(Records contained in a dataset)
%%

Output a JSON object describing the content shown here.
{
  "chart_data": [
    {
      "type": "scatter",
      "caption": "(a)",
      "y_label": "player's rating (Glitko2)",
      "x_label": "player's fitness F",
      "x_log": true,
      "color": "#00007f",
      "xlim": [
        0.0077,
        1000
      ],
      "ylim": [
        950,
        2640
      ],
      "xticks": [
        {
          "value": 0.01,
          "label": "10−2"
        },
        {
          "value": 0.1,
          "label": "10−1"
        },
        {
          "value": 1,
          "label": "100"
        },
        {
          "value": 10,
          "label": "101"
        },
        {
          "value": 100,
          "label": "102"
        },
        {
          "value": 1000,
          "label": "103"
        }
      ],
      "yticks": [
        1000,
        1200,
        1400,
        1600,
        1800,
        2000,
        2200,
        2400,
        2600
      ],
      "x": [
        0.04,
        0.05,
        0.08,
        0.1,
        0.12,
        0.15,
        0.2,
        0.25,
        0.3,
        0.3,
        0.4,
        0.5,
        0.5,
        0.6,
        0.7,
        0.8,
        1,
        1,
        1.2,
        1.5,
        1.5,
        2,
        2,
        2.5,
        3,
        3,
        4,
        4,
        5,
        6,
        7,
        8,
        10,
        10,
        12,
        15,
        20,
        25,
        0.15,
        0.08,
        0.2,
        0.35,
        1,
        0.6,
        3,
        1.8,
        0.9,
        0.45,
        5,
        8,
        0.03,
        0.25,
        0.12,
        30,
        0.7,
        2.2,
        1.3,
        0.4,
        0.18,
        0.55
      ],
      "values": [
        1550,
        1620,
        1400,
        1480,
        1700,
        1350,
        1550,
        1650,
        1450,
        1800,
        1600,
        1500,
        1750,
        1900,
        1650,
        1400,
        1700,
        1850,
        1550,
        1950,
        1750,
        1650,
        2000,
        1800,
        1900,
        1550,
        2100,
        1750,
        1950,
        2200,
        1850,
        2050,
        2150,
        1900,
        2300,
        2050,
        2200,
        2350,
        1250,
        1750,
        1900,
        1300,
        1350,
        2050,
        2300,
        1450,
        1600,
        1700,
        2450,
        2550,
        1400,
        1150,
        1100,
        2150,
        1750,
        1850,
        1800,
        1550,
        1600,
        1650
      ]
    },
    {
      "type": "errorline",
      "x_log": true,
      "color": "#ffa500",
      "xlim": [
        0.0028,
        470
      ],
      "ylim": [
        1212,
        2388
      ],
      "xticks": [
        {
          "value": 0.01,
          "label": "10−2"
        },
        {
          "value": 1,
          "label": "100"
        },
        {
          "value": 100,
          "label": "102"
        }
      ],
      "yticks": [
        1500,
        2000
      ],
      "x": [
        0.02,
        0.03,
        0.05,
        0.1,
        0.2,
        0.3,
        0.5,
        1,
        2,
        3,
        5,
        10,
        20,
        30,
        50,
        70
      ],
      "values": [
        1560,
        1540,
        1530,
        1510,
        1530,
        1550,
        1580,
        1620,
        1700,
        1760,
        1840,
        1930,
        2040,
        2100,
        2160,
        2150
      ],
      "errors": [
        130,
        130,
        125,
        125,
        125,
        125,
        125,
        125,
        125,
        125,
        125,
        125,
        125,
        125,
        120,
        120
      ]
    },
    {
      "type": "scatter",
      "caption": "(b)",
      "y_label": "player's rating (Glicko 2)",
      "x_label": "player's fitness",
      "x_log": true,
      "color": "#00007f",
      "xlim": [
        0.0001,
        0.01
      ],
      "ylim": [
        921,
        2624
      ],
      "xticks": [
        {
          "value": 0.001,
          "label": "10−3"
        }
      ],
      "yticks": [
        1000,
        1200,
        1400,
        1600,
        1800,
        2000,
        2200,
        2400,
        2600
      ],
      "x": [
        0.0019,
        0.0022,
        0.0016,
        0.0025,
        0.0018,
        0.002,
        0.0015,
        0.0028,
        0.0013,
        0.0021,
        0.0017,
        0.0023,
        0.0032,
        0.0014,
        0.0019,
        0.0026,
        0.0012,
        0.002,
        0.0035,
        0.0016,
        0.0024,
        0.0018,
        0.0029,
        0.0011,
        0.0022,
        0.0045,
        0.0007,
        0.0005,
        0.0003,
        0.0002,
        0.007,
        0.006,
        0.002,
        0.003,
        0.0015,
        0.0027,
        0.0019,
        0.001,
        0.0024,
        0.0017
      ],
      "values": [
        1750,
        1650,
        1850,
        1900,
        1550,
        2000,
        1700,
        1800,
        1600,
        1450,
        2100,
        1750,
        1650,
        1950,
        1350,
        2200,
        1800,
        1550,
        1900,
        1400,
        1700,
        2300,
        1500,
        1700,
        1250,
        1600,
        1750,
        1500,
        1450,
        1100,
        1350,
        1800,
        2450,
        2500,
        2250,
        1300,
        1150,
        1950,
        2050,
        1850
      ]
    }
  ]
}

%%

WRITTEN TASK: All of the records must be retyped exactly as they are.

RESPONSE TO THE EXERCISE:
Output a JSON object describing the content shown here.
{
  "chart_data": [
    {
      "type": "scatter",
      "caption": "(a)",
      "y_label": "player's rating (Glitko2)",
      "x_label": "player's fitness F",
      "x_log": true,
      "color": "#00007f",
      "xlim": [
        0.0077,
        1000
      ],
      "ylim": [
        950,
        2640
      ],
      "xticks": [
        {
          "value": 0.01,
          "label": "10−2"
        },
        {
          "value": 0.1,
          "label": "10−1"
        },
        {
          "value": 1,
          "label": "100"
        },
        {
          "value": 10,
          "label": "101"
        },
        {
          "value": 100,
          "label": "102"
        },
        {
          "value": 1000,
          "label": "103"
        }
      ],
      "yticks": [
        1000,
        1200,
        1400,
        1600,
        1800,
        2000,
        2200,
        2400,
        2600
      ],
      "x": [
        0.04,
        0.05,
        0.08,
        0.1,
        0.12,
        0.15,
        0.2,
        0.25,
        0.3,
        0.3,
        0.4,
        0.5,
        0.5,
        0.6,
        0.7,
        0.8,
        1,
        1,
        1.2,
        1.5,
        1.5,
        2,
        2,
        2.5,
        3,
        3,
        4,
        4,
        5,
        6,
        7,
        8,
        10,
        10,
        12,
        15,
        20,
        25,
        0.15,
        0.08,
        0.2,
        0.35,
        1,
        0.6,
        3,
        1.8,
        0.9,
        0.45,
        5,
        8,
        0.03,
        0.25,
        0.12,
        30,
        0.7,
        2.2,
        1.3,
        0.4,
        0.18,
        0.55
      ],
      "values": [
        1550,
        1620,
        1400,
        1480,
        1700,
        1350,
        1550,
        1650,
        1450,
        1800,
        1600,
        1500,
        1750,
        1900,
        1650,
        1400,
        1700,
        1850,
        1550,
        1950,
        1750,
        1650,
        2000,
        1800,
        1900,
        1550,
        2100,
        1750,
        1950,
        2200,
        1850,
        2050,
        2150,
        1900,
        2300,
        2050,
        2200,
        2350,
        1250,
        1750,
        1900,
        1300,
        1350,
        2050,
        2300,
        1450,
        1600,
        1700,
        2450,
        2550,
        1400,
        1150,
        1100,
        2150,
        1750,
        1850,
        1800,
        1550,
        1600,
        1650
      ]
    },
    {
      "type": "errorline",
      "x_log": true,
      "color": "#ffa500",
      "xlim": [
        0.0028,
        470
      ],
      "ylim": [
        1212,
        2388
      ],
      "xticks": [
        {
          "value": 0.01,
          "label": "10−2"
        },
        {
          "value": 1,
          "label": "100"
        },
        {
          "value": 100,
          "label": "102"
        }
      ],
      "yticks": [
        1500,
        2000
      ],
      "x": [
        0.02,
        0.03,
        0.05,
        0.1,
        0.2,
        0.3,
        0.5,
        1,
        2,
        3,
        5,
        10,
        20,
        30,
        50,
        70
      ],
      "values": [
        1560,
        1540,
        1530,
        1510,
        1530,
        1550,
        1580,
        1620,
        1700,
        1760,
        1840,
        1930,
        2040,
        2100,
        2160,
        2150
      ],
      "errors": [
        130,
        130,
        125,
        125,
        125,
        125,
        125,
        125,
        125,
        125,
        125,
        125,
        125,
        125,
        120,
        120
      ]
    },
    {
      "type": "scatter",
      "caption": "(b)",
      "y_label": "player's rating (Glicko 2)",
      "x_label": "player's fitness",
      "x_log": true,
      "color": "#00007f",
      "xlim": [
        0.0001,
        0.01
      ],
      "ylim": [
        921,
        2624
      ],
      "xticks": [
        {
          "value": 0.001,
          "label": "10−3"
        }
      ],
      "yticks": [
        1000,
        1200,
        1400,
        1600,
        1800,
        2000,
        2200,
        2400,
        2600
      ],
      "x": [
        0.0019,
        0.0022,
        0.0016,
        0.0025,
        0.0018,
        0.002,
        0.0015,
        0.0028,
        0.0013,
        0.0021,
        0.0017,
        0.0023,
        0.0032,
        0.0014,
        0.0019,
        0.0026,
        0.0012,
        0.002,
        0.0035,
        0.0016,
        0.0024,
        0.0018,
        0.0029,
        0.0011,
        0.0022,
        0.0045,
        0.0007,
        0.0005,
        0.0003,
        0.0002,
        0.007,
        0.006,
        0.002,
        0.003,
        0.0015,
        0.0027,
        0.0019,
        0.001,
        0.0024,
        0.0017
      ],
      "values": [
        1750,
        1650,
        1850,
        1900,
        1550,
        2000,
        1700,
        1800,
        1600,
        1450,
        2100,
        1750,
        1650,
        1950,
        1350,
        2200,
        1800,
        1550,
        1900,
        1400,
        1700,
        2300,
        1500,
        1700,
        1250,
        1600,
        1750,
        1500,
        1450,
        1100,
        1350,
        1800,
        2450,
        2500,
        2250,
        1300,
        1150,
        1950,
        2050,
        1850
      ]
    }
  ]
}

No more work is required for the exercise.